:: Dataset records ::

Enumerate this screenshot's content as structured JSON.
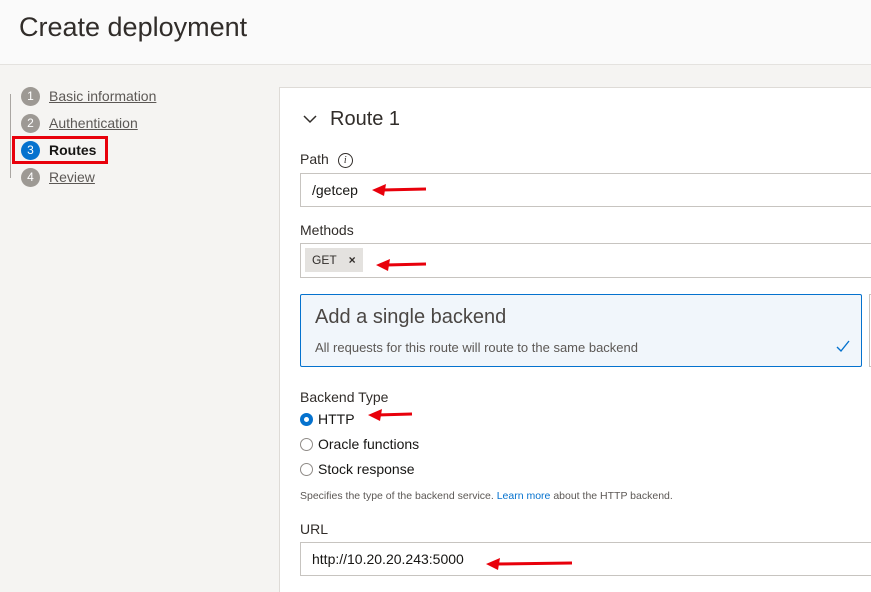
{
  "header": {
    "title": "Create deployment"
  },
  "steps": [
    {
      "number": "1",
      "label": "Basic information"
    },
    {
      "number": "2",
      "label": "Authentication"
    },
    {
      "number": "3",
      "label": "Routes"
    },
    {
      "number": "4",
      "label": "Review"
    }
  ],
  "route": {
    "title": "Route 1",
    "path_label": "Path",
    "path_value": "/getcep",
    "methods_label": "Methods",
    "methods": [
      "GET"
    ],
    "chip_remove": "×",
    "backend_card": {
      "title": "Add a single backend",
      "description": "All requests for this route will route to the same backend"
    },
    "backend_type_label": "Backend Type",
    "backend_types": [
      "HTTP",
      "Oracle functions",
      "Stock response"
    ],
    "selected_backend_type": "HTTP",
    "helper_prefix": "Specifies the type of the backend service.",
    "helper_link": "Learn more",
    "helper_suffix": "about the HTTP backend.",
    "url_label": "URL",
    "url_value": "http://10.20.20.243:5000"
  },
  "colors": {
    "accent": "#0572ce",
    "annotation": "#e8000b"
  }
}
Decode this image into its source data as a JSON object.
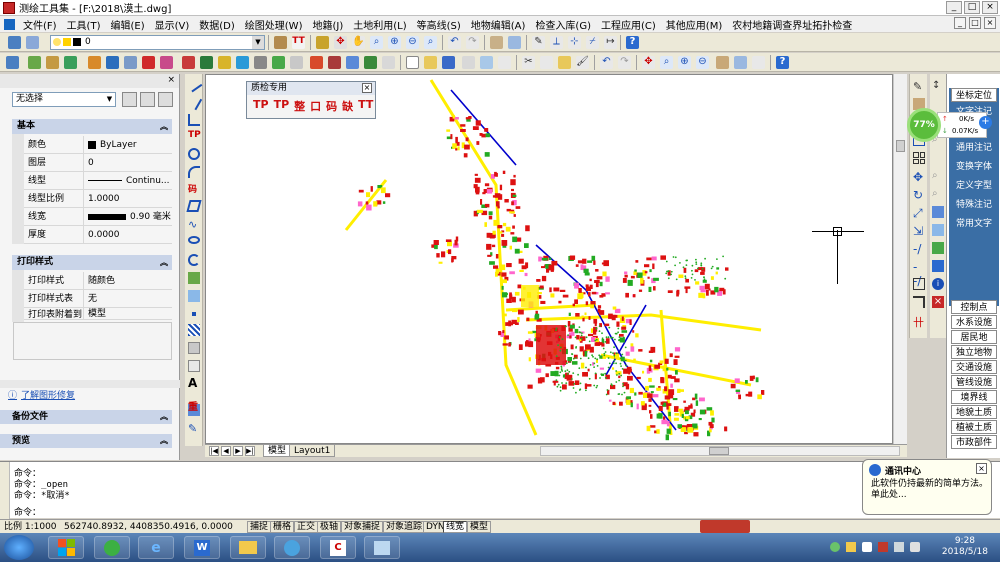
{
  "window": {
    "title": "测绘工具集 - [F:\\2018\\漠土.dwg]",
    "buttons": [
      "_",
      "□",
      "×"
    ]
  },
  "menu": {
    "items": [
      "文件(F)",
      "工具(T)",
      "编辑(E)",
      "显示(V)",
      "数据(D)",
      "绘图处理(W)",
      "地籍(J)",
      "土地利用(L)",
      "等高线(S)",
      "地物编辑(A)",
      "检查入库(G)",
      "工程应用(C)",
      "其他应用(M)",
      "农村地籍调查界址拓扑检查"
    ],
    "mdi_buttons": [
      "_",
      "□",
      "×"
    ]
  },
  "toolbar": {
    "layer_value": "0"
  },
  "properties": {
    "selection": "无选择",
    "basic_title": "基本",
    "basic": [
      {
        "key": "颜色",
        "value": "ByLayer"
      },
      {
        "key": "图层",
        "value": "0"
      },
      {
        "key": "线型",
        "value": "Continu..."
      },
      {
        "key": "线型比例",
        "value": "1.0000"
      },
      {
        "key": "线宽",
        "value": "0.90 毫米"
      },
      {
        "key": "厚度",
        "value": "0.0000"
      }
    ],
    "print_title": "打印样式",
    "print": [
      {
        "key": "打印样式",
        "value": "随颜色"
      },
      {
        "key": "打印样式表",
        "value": "无"
      },
      {
        "key": "打印表附着到",
        "value": "模型"
      }
    ]
  },
  "lower_panel": {
    "link": "了解图形修复",
    "backup": "备份文件",
    "preview": "预览"
  },
  "float_toolbar": {
    "title": "质检专用",
    "icons": [
      "TP",
      "TP",
      "整",
      "口",
      "码",
      "缺",
      "TT"
    ]
  },
  "right_panel": {
    "top_buttons": [
      "坐标定位",
      "文字注记",
      "通用注记",
      "变换字体",
      "定义字型",
      "特殊注记",
      "常用文字"
    ],
    "bottom_buttons": [
      "控制点",
      "水系设施",
      "居民地",
      "独立地物",
      "交通设施",
      "管线设施",
      "境界线",
      "地貌土质",
      "植被土质",
      "市政部件"
    ]
  },
  "speed_widget": {
    "percent": "77%",
    "up": "0K/s",
    "down": "0.07K/s"
  },
  "layout_tabs": [
    "模型",
    "Layout1"
  ],
  "command": {
    "lines": [
      "命令：",
      "命令：_open",
      "命令：*取消*",
      "命令："
    ]
  },
  "balloon": {
    "title": "通讯中心",
    "text": "此软件仍持最新的简单方法。单此处..."
  },
  "status": {
    "scale": "比例 1:1000",
    "coords": "562740.8932, 4408350.4916, 0.0000",
    "toggles": [
      "捕捉",
      "栅格",
      "正交",
      "极轴",
      "对象捕捉",
      "对象追踪",
      "DYN",
      "线宽",
      "模型"
    ]
  },
  "clock": {
    "time": "9:28",
    "date": "2018/5/18"
  },
  "colors": {
    "map_red": "#dd1111",
    "map_yellow": "#ffee00",
    "map_blue": "#0000cc",
    "map_green": "#22aa22",
    "panel_blue": "#3a6ea5"
  }
}
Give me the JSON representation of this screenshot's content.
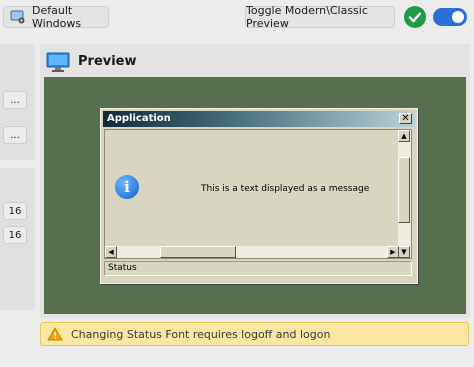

:::

Set problem: Gather each line from the entries above that includes the word "JSON".

Response to this task:
Enumerate this screenshot's content as structured JSON.
Decode this image into its source data as a JSON object.
Give me the JSON representation of this screenshot's content.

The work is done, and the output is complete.